%%

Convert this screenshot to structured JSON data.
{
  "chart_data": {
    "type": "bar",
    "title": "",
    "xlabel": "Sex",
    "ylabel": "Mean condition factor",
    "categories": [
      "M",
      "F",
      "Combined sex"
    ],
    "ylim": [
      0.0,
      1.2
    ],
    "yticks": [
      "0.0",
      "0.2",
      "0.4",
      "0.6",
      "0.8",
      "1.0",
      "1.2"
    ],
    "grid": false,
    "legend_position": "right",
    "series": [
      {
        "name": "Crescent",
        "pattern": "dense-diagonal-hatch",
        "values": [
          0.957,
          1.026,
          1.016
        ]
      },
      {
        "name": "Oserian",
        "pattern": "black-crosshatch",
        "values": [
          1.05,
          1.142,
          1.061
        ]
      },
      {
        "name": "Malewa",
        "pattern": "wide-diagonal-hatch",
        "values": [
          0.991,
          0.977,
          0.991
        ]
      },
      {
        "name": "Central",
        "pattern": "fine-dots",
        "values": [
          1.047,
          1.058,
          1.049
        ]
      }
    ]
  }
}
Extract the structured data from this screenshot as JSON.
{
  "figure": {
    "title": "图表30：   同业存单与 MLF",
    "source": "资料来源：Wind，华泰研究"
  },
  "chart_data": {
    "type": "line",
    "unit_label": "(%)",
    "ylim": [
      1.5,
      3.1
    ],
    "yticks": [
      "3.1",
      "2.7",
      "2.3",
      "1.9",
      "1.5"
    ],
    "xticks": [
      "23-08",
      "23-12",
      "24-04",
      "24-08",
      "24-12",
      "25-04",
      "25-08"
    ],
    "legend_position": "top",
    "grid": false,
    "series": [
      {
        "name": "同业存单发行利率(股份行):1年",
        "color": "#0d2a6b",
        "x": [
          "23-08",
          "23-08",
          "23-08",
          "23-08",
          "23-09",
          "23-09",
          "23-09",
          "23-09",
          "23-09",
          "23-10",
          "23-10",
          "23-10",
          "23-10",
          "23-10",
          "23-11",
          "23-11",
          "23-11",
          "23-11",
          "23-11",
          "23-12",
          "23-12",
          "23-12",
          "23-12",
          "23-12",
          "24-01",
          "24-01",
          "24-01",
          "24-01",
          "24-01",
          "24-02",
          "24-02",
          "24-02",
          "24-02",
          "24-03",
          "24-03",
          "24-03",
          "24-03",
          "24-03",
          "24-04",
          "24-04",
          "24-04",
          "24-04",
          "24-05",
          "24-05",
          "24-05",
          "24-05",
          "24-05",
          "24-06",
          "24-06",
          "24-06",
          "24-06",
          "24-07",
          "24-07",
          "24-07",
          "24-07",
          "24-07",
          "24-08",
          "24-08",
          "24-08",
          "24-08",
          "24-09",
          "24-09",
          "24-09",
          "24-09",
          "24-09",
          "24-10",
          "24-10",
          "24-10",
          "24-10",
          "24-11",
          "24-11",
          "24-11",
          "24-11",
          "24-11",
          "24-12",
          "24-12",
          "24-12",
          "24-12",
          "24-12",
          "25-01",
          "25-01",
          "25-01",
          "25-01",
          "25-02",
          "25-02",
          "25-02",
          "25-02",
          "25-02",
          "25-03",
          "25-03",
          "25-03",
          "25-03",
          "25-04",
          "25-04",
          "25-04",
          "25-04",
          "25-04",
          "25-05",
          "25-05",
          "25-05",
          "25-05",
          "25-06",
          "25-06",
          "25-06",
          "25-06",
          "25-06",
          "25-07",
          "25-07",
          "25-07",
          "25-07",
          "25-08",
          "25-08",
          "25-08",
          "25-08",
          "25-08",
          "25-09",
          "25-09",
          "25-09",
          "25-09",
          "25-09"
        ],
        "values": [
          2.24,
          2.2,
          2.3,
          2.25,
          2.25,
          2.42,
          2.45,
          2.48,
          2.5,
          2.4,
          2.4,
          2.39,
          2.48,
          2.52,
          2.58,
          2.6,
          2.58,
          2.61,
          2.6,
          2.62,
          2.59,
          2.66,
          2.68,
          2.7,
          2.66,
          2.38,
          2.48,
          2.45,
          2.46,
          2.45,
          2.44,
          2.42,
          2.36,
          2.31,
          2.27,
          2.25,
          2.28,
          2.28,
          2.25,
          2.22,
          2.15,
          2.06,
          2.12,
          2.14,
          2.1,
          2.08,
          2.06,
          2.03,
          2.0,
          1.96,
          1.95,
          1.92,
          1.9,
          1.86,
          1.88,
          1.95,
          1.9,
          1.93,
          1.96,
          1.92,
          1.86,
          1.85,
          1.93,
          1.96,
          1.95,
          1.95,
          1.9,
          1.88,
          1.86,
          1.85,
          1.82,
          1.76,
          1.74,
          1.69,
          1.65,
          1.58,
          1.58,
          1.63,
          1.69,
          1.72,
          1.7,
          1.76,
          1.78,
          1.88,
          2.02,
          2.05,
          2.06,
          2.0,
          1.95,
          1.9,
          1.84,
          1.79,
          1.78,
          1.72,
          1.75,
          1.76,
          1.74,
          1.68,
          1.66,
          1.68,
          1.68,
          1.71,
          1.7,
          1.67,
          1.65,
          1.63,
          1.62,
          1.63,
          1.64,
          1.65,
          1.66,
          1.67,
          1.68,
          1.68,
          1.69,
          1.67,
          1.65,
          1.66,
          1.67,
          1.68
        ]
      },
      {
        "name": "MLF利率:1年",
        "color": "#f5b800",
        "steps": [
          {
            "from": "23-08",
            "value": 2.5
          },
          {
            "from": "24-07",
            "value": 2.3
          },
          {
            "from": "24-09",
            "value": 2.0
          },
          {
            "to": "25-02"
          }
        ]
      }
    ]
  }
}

%%

== TASK TO CARRY OUT ==
Each record must be repeated exactly as it is.

== TASK ANSWER ==
Convert this screenshot to structured JSON data.
{
  "chart_data": {
    "type": "bar",
    "title": "",
    "xlabel": "Sex",
    "ylabel": "Mean condition factor",
    "categories": [
      "M",
      "F",
      "Combined sex"
    ],
    "ylim": [
      0.0,
      1.2
    ],
    "yticks": [
      "0.0",
      "0.2",
      "0.4",
      "0.6",
      "0.8",
      "1.0",
      "1.2"
    ],
    "grid": false,
    "legend_position": "right",
    "series": [
      {
        "name": "Crescent",
        "pattern": "dense-diagonal-hatch",
        "values": [
          0.957,
          1.026,
          1.016
        ]
      },
      {
        "name": "Oserian",
        "pattern": "black-crosshatch",
        "values": [
          1.05,
          1.142,
          1.061
        ]
      },
      {
        "name": "Malewa",
        "pattern": "wide-diagonal-hatch",
        "values": [
          0.991,
          0.977,
          0.991
        ]
      },
      {
        "name": "Central",
        "pattern": "fine-dots",
        "values": [
          1.047,
          1.058,
          1.049
        ]
      }
    ]
  }
}
Extract the structured data from this screenshot as JSON.
{
  "figure": {
    "title": "图表30：   同业存单与 MLF",
    "source": "资料来源：Wind，华泰研究"
  },
  "chart_data": {
    "type": "line",
    "unit_label": "(%)",
    "ylim": [
      1.5,
      3.1
    ],
    "yticks": [
      "3.1",
      "2.7",
      "2.3",
      "1.9",
      "1.5"
    ],
    "xticks": [
      "23-08",
      "23-12",
      "24-04",
      "24-08",
      "24-12",
      "25-04",
      "25-08"
    ],
    "legend_position": "top",
    "grid": false,
    "series": [
      {
        "name": "同业存单发行利率(股份行):1年",
        "color": "#0d2a6b",
        "x": [
          "23-08",
          "23-08",
          "23-08",
          "23-08",
          "23-09",
          "23-09",
          "23-09",
          "23-09",
          "23-09",
          "23-10",
          "23-10",
          "23-10",
          "23-10",
          "23-10",
          "23-11",
          "23-11",
          "23-11",
          "23-11",
          "23-11",
          "23-12",
          "23-12",
          "23-12",
          "23-12",
          "23-12",
          "24-01",
          "24-01",
          "24-01",
          "24-01",
          "24-01",
          "24-02",
          "24-02",
          "24-02",
          "24-02",
          "24-03",
          "24-03",
          "24-03",
          "24-03",
          "24-03",
          "24-04",
          "24-04",
          "24-04",
          "24-04",
          "24-05",
          "24-05",
          "24-05",
          "24-05",
          "24-05",
          "24-06",
          "24-06",
          "24-06",
          "24-06",
          "24-07",
          "24-07",
          "24-07",
          "24-07",
          "24-07",
          "24-08",
          "24-08",
          "24-08",
          "24-08",
          "24-09",
          "24-09",
          "24-09",
          "24-09",
          "24-09",
          "24-10",
          "24-10",
          "24-10",
          "24-10",
          "24-11",
          "24-11",
          "24-11",
          "24-11",
          "24-11",
          "24-12",
          "24-12",
          "24-12",
          "24-12",
          "24-12",
          "25-01",
          "25-01",
          "25-01",
          "25-01",
          "25-02",
          "25-02",
          "25-02",
          "25-02",
          "25-02",
          "25-03",
          "25-03",
          "25-03",
          "25-03",
          "25-04",
          "25-04",
          "25-04",
          "25-04",
          "25-04",
          "25-05",
          "25-05",
          "25-05",
          "25-05",
          "25-06",
          "25-06",
          "25-06",
          "25-06",
          "25-06",
          "25-07",
          "25-07",
          "25-07",
          "25-07",
          "25-08",
          "25-08",
          "25-08",
          "25-08",
          "25-08",
          "25-09",
          "25-09",
          "25-09",
          "25-09",
          "25-09"
        ],
        "values": [
          2.24,
          2.2,
          2.3,
          2.25,
          2.25,
          2.42,
          2.45,
          2.48,
          2.5,
          2.4,
          2.4,
          2.39,
          2.48,
          2.52,
          2.58,
          2.6,
          2.58,
          2.61,
          2.6,
          2.62,
          2.59,
          2.66,
          2.68,
          2.7,
          2.66,
          2.38,
          2.48,
          2.45,
          2.46,
          2.45,
          2.44,
          2.42,
          2.36,
          2.31,
          2.27,
          2.25,
          2.28,
          2.28,
          2.25,
          2.22,
          2.15,
          2.06,
          2.12,
          2.14,
          2.1,
          2.08,
          2.06,
          2.03,
          2.0,
          1.96,
          1.95,
          1.92,
          1.9,
          1.86,
          1.88,
          1.95,
          1.9,
          1.93,
          1.96,
          1.92,
          1.86,
          1.85,
          1.93,
          1.96,
          1.95,
          1.95,
          1.9,
          1.88,
          1.86,
          1.85,
          1.82,
          1.76,
          1.74,
          1.69,
          1.65,
          1.58,
          1.58,
          1.63,
          1.69,
          1.72,
          1.7,
          1.76,
          1.78,
          1.88,
          2.02,
          2.05,
          2.06,
          2.0,
          1.95,
          1.9,
          1.84,
          1.79,
          1.78,
          1.72,
          1.75,
          1.76,
          1.74,
          1.68,
          1.66,
          1.68,
          1.68,
          1.71,
          1.7,
          1.67,
          1.65,
          1.63,
          1.62,
          1.63,
          1.64,
          1.65,
          1.66,
          1.67,
          1.68,
          1.68,
          1.69,
          1.67,
          1.65,
          1.66,
          1.67,
          1.68
        ]
      },
      {
        "name": "MLF利率:1年",
        "color": "#f5b800",
        "steps": [
          {
            "from": "23-08",
            "value": 2.5
          },
          {
            "from": "24-07",
            "value": 2.3
          },
          {
            "from": "24-09",
            "value": 2.0
          },
          {
            "to": "25-02"
          }
        ]
      }
    ]
  }
}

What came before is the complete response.